> _Problem details_:
Every entry below should be printed exactly, without its images.
---
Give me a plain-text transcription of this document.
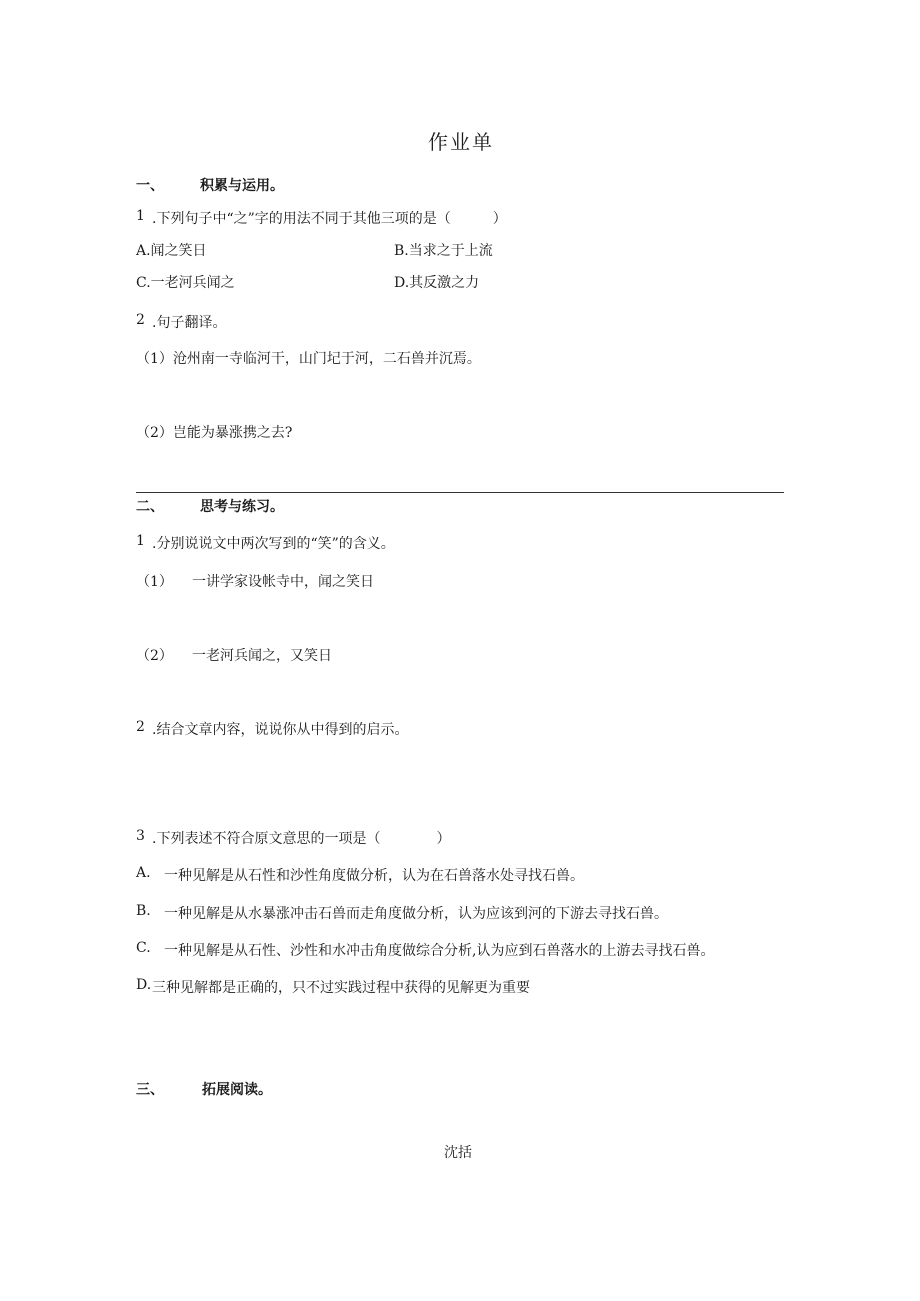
作业单
一、	积累与运用。
1 .下列句子中“之”字的用法不同于其他三项的是（　　　）
A.闻之笑日	B.当求之于上流
C.一老河兵闻之	D.其反激之力
2 .句子翻译。
（1）沧州南一寺临河干，山门圮于河，二石兽并沉焉。
（2）岂能为暴涨携之去?
二、	思考与练习。
1 .分别说说文中两次写到的“笑”的含义。
（1） 一讲学家设帐寺中，闻之笑日
（2） 一老河兵闻之，又笑日
2 .结合文章内容，说说你从中得到的启示。
3 .下列表述不符合原文意思的一项是（　　　　）
A. 一种见解是从石性和沙性角度做分析，认为在石兽落水处寻找石兽。
B. 一种见解是从水暴涨冲击石兽而走角度做分析，认为应该到河的下游去寻找石兽。
C. 一种见解是从石性、沙性和水冲击角度做综合分析,认为应到石兽落水的上游去寻找石兽。
D. 三种见解都是正确的，只不过实践过程中获得的见解更为重要
三、	拓展阅读。
沈括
---
> _Exercise answer_:
Give me a plain-text transcription of this document.
作业单
一、	积累与运用。
1 .下列句子中“之”字的用法不同于其他三项的是（　　　）
A.闻之笑日	B.当求之于上流
C.一老河兵闻之	D.其反激之力
2 .句子翻译。
（1）沧州南一寺临河干，山门圮于河，二石兽并沉焉。
（2）岂能为暴涨携之去?
二、	思考与练习。
1 .分别说说文中两次写到的“笑”的含义。
（1） 一讲学家设帐寺中，闻之笑日
（2） 一老河兵闻之，又笑日
2 .结合文章内容，说说你从中得到的启示。
3 .下列表述不符合原文意思的一项是（　　　　）
A. 一种见解是从石性和沙性角度做分析，认为在石兽落水处寻找石兽。
B. 一种见解是从水暴涨冲击石兽而走角度做分析，认为应该到河的下游去寻找石兽。
C. 一种见解是从石性、沙性和水冲击角度做综合分析,认为应到石兽落水的上游去寻找石兽。
D. 三种见解都是正确的，只不过实践过程中获得的见解更为重要
三、	拓展阅读。
沈括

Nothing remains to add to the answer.